== Raw data
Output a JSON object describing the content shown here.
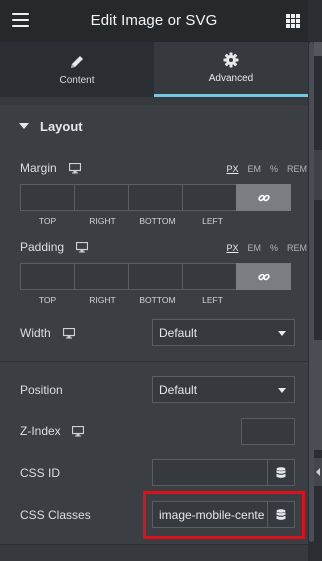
{
  "header": {
    "title": "Edit Image or SVG"
  },
  "tabs": [
    {
      "label": "Content",
      "icon": "pencil-icon"
    },
    {
      "label": "Advanced",
      "icon": "gear-icon"
    }
  ],
  "section": {
    "title": "Layout"
  },
  "margin": {
    "label": "Margin",
    "units": [
      "PX",
      "EM",
      "%",
      "REM"
    ],
    "sides": [
      "TOP",
      "RIGHT",
      "BOTTOM",
      "LEFT"
    ]
  },
  "padding": {
    "label": "Padding",
    "units": [
      "PX",
      "EM",
      "%",
      "REM"
    ],
    "sides": [
      "TOP",
      "RIGHT",
      "BOTTOM",
      "LEFT"
    ]
  },
  "width": {
    "label": "Width",
    "value": "Default"
  },
  "position": {
    "label": "Position",
    "value": "Default"
  },
  "zindex": {
    "label": "Z-Index",
    "value": ""
  },
  "cssid": {
    "label": "CSS ID",
    "value": ""
  },
  "cssclasses": {
    "label": "CSS Classes",
    "value": "image-mobile-cente"
  },
  "colors": {
    "accent": "#72c7e5",
    "highlight": "#e0101b"
  }
}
====
What is being asked
Return each line exactly as written. Any picture gets left out.

Finished task
Output a JSON object describing the content shown here.
{
  "header": {
    "title": "Edit Image or SVG"
  },
  "tabs": [
    {
      "label": "Content",
      "icon": "pencil-icon"
    },
    {
      "label": "Advanced",
      "icon": "gear-icon"
    }
  ],
  "section": {
    "title": "Layout"
  },
  "margin": {
    "label": "Margin",
    "units": [
      "PX",
      "EM",
      "%",
      "REM"
    ],
    "sides": [
      "TOP",
      "RIGHT",
      "BOTTOM",
      "LEFT"
    ]
  },
  "padding": {
    "label": "Padding",
    "units": [
      "PX",
      "EM",
      "%",
      "REM"
    ],
    "sides": [
      "TOP",
      "RIGHT",
      "BOTTOM",
      "LEFT"
    ]
  },
  "width": {
    "label": "Width",
    "value": "Default"
  },
  "position": {
    "label": "Position",
    "value": "Default"
  },
  "zindex": {
    "label": "Z-Index",
    "value": ""
  },
  "cssid": {
    "label": "CSS ID",
    "value": ""
  },
  "cssclasses": {
    "label": "CSS Classes",
    "value": "image-mobile-cente"
  },
  "colors": {
    "accent": "#72c7e5",
    "highlight": "#e0101b"
  }
}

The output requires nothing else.